**PROBLEM DESCRIPTION:** Identify, in the records below, every line where the string "psychicznymi" appears, and copy each such line.

**SUPPLIED RECORDS:**
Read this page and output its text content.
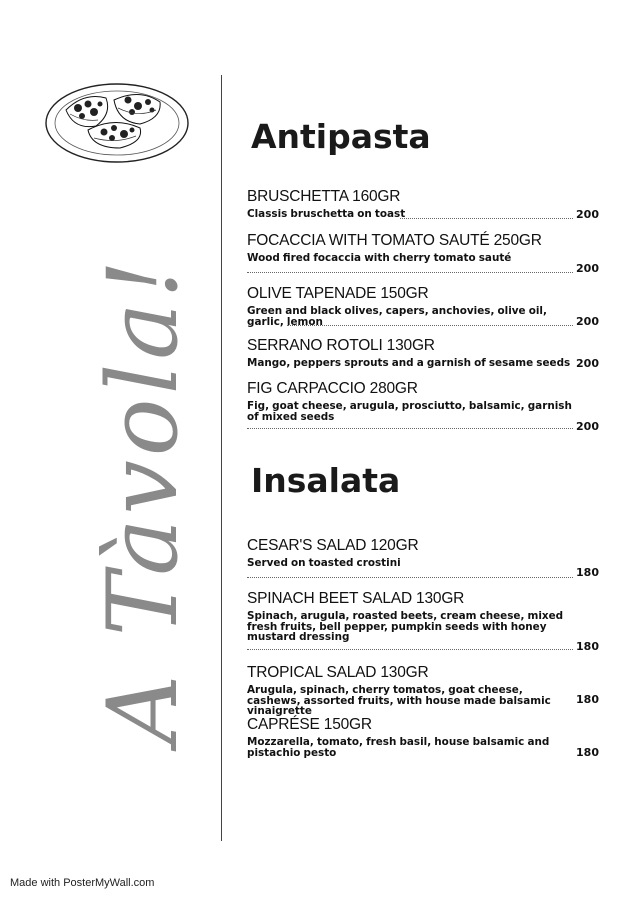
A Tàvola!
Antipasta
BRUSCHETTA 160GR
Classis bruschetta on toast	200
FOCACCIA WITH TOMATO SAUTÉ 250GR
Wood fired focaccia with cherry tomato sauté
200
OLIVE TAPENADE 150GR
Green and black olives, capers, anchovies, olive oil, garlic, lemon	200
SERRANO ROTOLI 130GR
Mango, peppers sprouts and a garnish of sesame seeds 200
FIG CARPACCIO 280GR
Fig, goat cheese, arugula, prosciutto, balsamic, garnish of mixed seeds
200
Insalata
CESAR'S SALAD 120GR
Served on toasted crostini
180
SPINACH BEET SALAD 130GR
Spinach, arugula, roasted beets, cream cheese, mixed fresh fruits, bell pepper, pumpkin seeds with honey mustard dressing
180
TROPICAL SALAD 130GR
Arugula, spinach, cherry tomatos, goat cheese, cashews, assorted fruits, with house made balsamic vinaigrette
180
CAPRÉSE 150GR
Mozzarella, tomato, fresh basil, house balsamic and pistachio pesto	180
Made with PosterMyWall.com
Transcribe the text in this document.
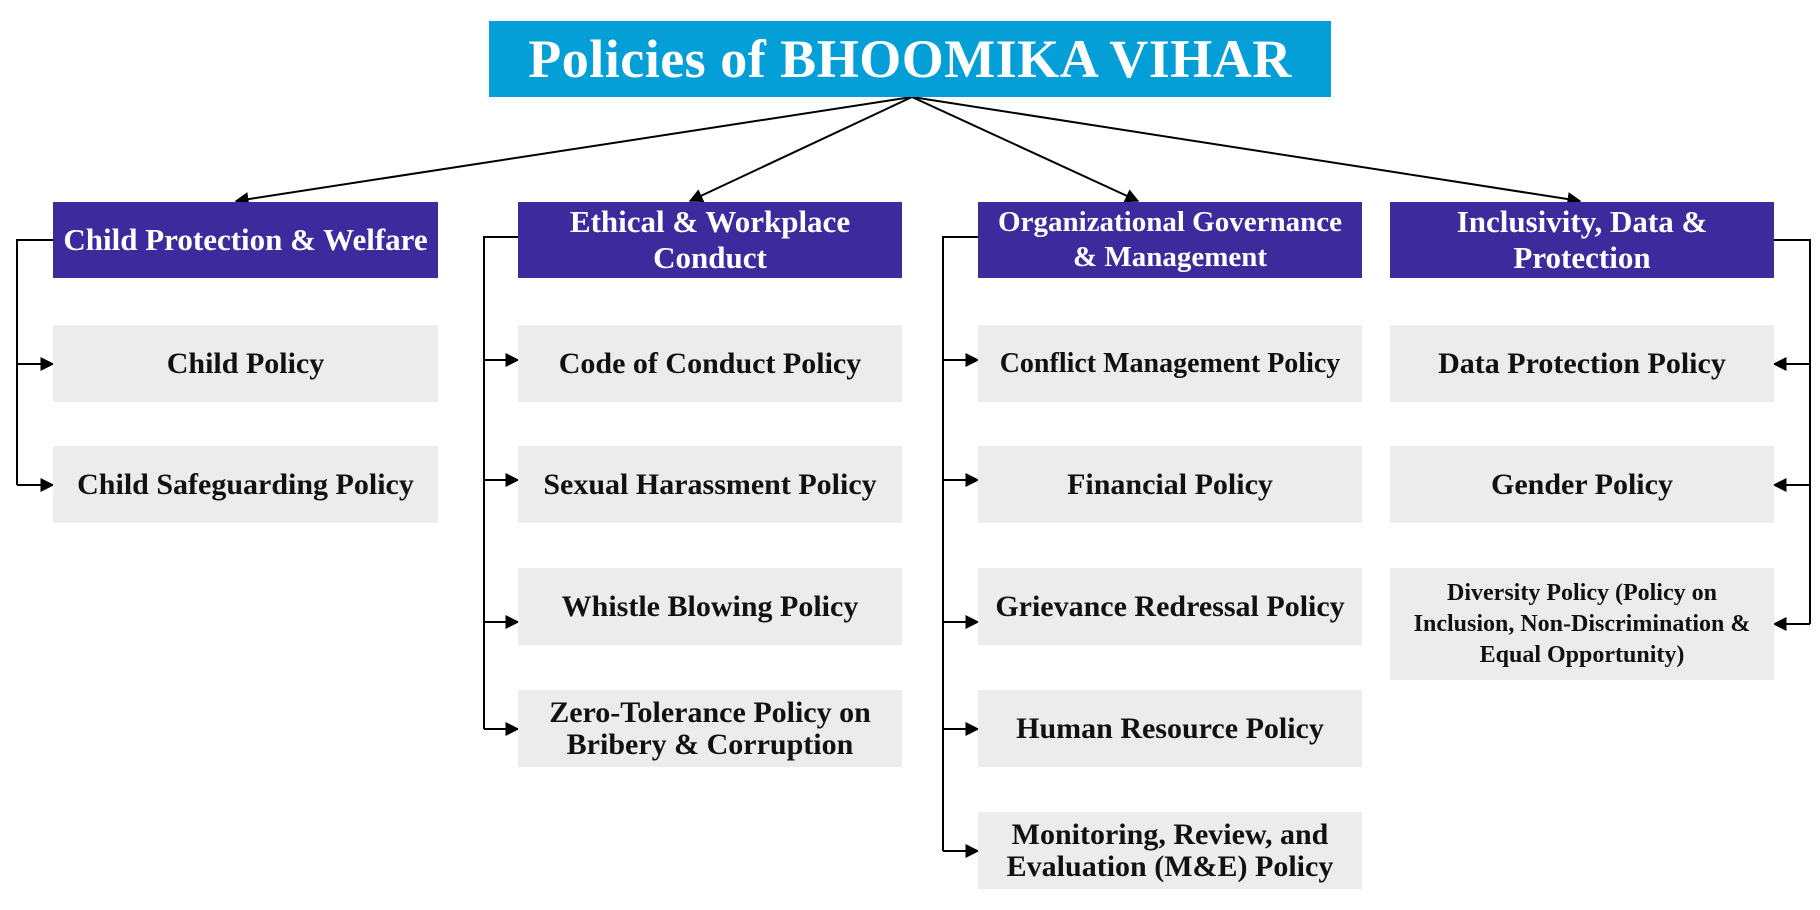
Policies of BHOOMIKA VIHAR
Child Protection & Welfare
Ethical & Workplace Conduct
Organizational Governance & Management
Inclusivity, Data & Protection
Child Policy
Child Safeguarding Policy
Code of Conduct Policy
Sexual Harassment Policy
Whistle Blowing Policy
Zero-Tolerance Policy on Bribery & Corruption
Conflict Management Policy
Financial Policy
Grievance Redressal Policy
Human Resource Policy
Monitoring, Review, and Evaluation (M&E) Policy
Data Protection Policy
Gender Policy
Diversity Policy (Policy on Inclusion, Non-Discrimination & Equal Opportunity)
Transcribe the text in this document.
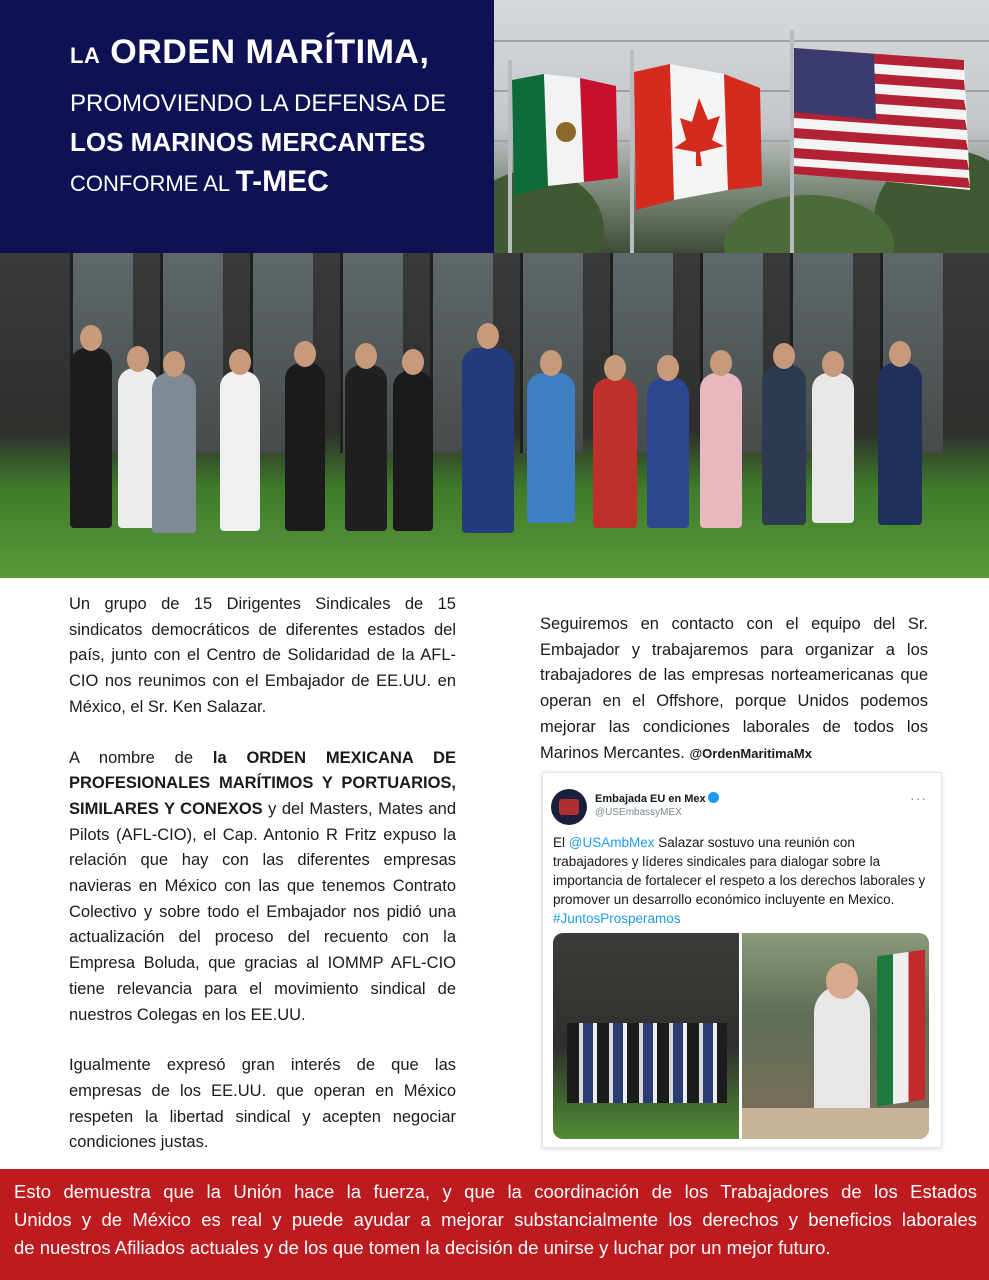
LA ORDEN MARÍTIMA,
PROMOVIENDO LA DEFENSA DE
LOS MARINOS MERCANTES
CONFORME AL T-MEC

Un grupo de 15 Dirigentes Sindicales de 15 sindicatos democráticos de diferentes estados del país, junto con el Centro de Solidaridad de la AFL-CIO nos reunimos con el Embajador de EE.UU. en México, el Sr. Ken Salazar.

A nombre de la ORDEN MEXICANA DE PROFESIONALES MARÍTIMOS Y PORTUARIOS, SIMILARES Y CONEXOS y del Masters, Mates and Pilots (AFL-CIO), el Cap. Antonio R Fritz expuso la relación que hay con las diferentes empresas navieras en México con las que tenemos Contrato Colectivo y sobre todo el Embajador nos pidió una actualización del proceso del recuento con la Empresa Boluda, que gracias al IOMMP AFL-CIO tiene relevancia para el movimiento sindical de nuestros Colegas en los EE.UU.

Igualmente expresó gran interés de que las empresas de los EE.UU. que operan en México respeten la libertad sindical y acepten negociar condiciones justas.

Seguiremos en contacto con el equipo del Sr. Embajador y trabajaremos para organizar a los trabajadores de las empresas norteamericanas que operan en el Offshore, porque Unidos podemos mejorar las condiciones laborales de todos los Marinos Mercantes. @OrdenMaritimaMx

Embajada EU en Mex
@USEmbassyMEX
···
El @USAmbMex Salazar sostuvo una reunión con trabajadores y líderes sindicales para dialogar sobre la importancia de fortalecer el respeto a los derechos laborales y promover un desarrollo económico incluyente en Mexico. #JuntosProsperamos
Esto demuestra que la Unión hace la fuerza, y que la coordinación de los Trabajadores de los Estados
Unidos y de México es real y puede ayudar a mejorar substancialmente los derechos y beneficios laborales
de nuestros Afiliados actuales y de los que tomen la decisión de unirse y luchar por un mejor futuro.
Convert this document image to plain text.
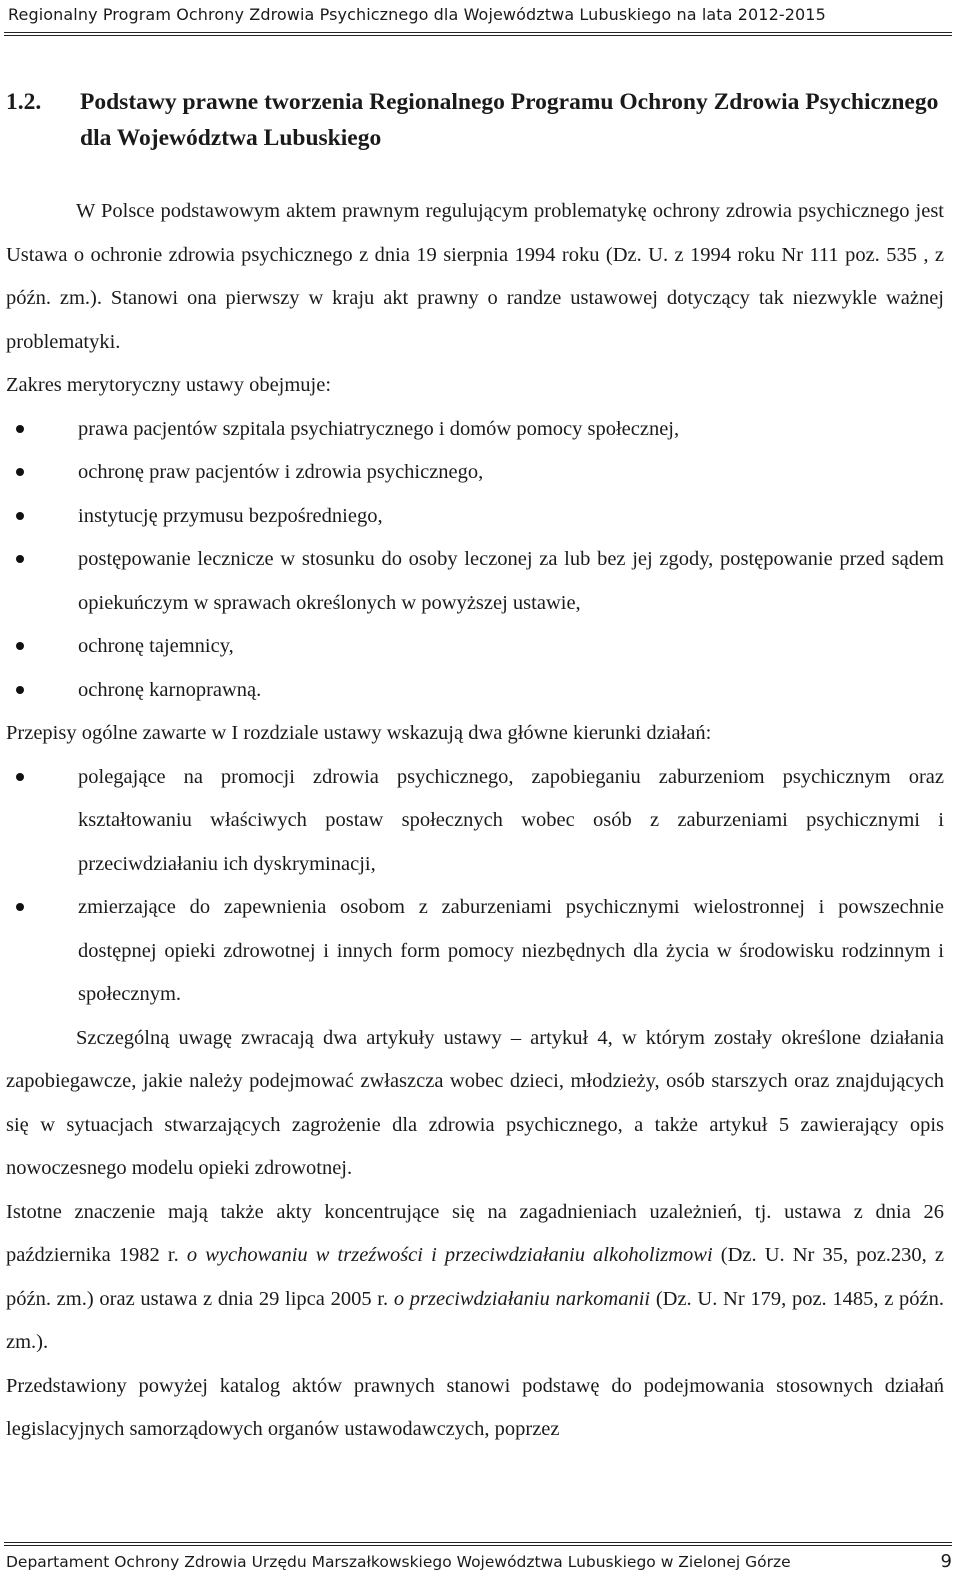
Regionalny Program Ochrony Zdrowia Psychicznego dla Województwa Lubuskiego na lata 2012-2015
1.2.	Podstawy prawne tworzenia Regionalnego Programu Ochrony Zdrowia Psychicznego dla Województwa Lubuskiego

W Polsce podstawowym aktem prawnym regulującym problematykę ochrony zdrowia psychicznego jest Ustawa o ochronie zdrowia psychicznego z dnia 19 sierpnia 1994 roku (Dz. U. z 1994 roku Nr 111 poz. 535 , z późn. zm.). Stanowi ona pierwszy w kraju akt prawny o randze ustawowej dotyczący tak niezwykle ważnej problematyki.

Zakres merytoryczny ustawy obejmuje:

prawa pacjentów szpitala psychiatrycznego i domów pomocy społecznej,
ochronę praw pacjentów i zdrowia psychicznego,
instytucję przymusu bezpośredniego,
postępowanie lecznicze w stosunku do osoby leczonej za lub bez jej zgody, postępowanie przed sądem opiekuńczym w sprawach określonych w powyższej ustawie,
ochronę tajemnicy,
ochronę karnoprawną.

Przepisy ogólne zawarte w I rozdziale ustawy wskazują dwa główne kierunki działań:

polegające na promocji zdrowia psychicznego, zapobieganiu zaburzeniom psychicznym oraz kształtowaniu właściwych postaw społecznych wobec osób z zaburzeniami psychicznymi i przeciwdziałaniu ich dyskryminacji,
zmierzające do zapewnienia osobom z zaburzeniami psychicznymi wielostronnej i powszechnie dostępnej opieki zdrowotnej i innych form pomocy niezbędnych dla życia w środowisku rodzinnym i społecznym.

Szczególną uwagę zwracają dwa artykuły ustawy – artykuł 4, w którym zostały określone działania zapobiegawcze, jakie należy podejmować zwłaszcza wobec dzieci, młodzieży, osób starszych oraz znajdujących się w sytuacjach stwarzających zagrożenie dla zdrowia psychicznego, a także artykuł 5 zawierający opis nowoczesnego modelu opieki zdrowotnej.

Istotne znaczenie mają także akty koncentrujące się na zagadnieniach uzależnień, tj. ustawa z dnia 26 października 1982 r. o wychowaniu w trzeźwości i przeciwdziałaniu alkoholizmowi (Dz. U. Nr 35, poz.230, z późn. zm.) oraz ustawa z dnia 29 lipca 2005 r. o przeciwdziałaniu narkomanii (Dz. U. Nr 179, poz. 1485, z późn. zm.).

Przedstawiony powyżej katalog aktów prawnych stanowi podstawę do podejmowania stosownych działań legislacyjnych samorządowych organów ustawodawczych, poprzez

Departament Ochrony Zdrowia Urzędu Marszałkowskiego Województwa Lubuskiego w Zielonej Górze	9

**OUTPUT OF THE TASK:**
polegające na promocji zdrowia psychicznego, zapobieganiu zaburzeniom psychicznym oraz kształtowaniu właściwych postaw społecznych wobec osób z zaburzeniami psychicznymi i przeciwdziałaniu ich dyskryminacji,
zmierzające do zapewnienia osobom z zaburzeniami psychicznymi wielostronnej i powszechnie dostępnej opieki zdrowotnej i innych form pomocy niezbędnych dla życia w środowisku rodzinnym i społecznym.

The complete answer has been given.